>> Begin Record excerpts
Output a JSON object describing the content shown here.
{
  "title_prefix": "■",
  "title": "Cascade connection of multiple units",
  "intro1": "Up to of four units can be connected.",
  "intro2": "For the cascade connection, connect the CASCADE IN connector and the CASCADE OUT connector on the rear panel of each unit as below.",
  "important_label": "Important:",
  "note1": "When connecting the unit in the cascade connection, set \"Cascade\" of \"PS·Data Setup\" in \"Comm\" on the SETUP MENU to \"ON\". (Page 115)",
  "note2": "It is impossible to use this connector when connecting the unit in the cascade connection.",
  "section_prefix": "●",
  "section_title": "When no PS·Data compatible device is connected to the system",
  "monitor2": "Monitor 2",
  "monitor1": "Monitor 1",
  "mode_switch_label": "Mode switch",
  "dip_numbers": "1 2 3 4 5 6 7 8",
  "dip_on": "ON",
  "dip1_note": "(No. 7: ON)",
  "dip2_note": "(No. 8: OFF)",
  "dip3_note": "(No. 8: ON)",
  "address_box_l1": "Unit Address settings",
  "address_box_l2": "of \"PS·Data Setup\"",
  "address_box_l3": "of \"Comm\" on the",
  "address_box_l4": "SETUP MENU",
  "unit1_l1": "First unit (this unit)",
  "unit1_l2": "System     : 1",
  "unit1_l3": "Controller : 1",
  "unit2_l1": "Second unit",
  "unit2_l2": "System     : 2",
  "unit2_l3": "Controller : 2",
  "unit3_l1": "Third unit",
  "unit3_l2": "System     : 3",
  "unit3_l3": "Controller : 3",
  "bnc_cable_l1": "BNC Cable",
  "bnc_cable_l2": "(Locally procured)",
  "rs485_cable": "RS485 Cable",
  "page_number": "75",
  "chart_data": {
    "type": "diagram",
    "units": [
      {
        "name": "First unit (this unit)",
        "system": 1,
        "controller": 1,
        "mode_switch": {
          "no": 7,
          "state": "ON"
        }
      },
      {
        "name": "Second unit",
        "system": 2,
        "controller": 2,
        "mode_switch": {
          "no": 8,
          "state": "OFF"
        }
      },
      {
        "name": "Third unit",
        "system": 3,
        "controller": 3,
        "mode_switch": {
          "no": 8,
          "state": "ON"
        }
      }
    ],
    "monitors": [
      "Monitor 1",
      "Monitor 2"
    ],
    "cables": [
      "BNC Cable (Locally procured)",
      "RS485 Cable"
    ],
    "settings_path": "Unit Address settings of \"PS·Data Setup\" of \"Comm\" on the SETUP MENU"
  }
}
>> End Record excerpts
* Written problem *
The full set of records should be duplicated exactly.

* Result for this exercise *
Output a JSON object describing the content shown here.
{
  "title_prefix": "■",
  "title": "Cascade connection of multiple units",
  "intro1": "Up to of four units can be connected.",
  "intro2": "For the cascade connection, connect the CASCADE IN connector and the CASCADE OUT connector on the rear panel of each unit as below.",
  "important_label": "Important:",
  "note1": "When connecting the unit in the cascade connection, set \"Cascade\" of \"PS·Data Setup\" in \"Comm\" on the SETUP MENU to \"ON\". (Page 115)",
  "note2": "It is impossible to use this connector when connecting the unit in the cascade connection.",
  "section_prefix": "●",
  "section_title": "When no PS·Data compatible device is connected to the system",
  "monitor2": "Monitor 2",
  "monitor1": "Monitor 1",
  "mode_switch_label": "Mode switch",
  "dip_numbers": "1 2 3 4 5 6 7 8",
  "dip_on": "ON",
  "dip1_note": "(No. 7: ON)",
  "dip2_note": "(No. 8: OFF)",
  "dip3_note": "(No. 8: ON)",
  "address_box_l1": "Unit Address settings",
  "address_box_l2": "of \"PS·Data Setup\"",
  "address_box_l3": "of \"Comm\" on the",
  "address_box_l4": "SETUP MENU",
  "unit1_l1": "First unit (this unit)",
  "unit1_l2": "System     : 1",
  "unit1_l3": "Controller : 1",
  "unit2_l1": "Second unit",
  "unit2_l2": "System     : 2",
  "unit2_l3": "Controller : 2",
  "unit3_l1": "Third unit",
  "unit3_l2": "System     : 3",
  "unit3_l3": "Controller : 3",
  "bnc_cable_l1": "BNC Cable",
  "bnc_cable_l2": "(Locally procured)",
  "rs485_cable": "RS485 Cable",
  "page_number": "75",
  "chart_data": {
    "type": "diagram",
    "units": [
      {
        "name": "First unit (this unit)",
        "system": 1,
        "controller": 1,
        "mode_switch": {
          "no": 7,
          "state": "ON"
        }
      },
      {
        "name": "Second unit",
        "system": 2,
        "controller": 2,
        "mode_switch": {
          "no": 8,
          "state": "OFF"
        }
      },
      {
        "name": "Third unit",
        "system": 3,
        "controller": 3,
        "mode_switch": {
          "no": 8,
          "state": "ON"
        }
      }
    ],
    "monitors": [
      "Monitor 1",
      "Monitor 2"
    ],
    "cables": [
      "BNC Cable (Locally procured)",
      "RS485 Cable"
    ],
    "settings_path": "Unit Address settings of \"PS·Data Setup\" of \"Comm\" on the SETUP MENU"
  }
}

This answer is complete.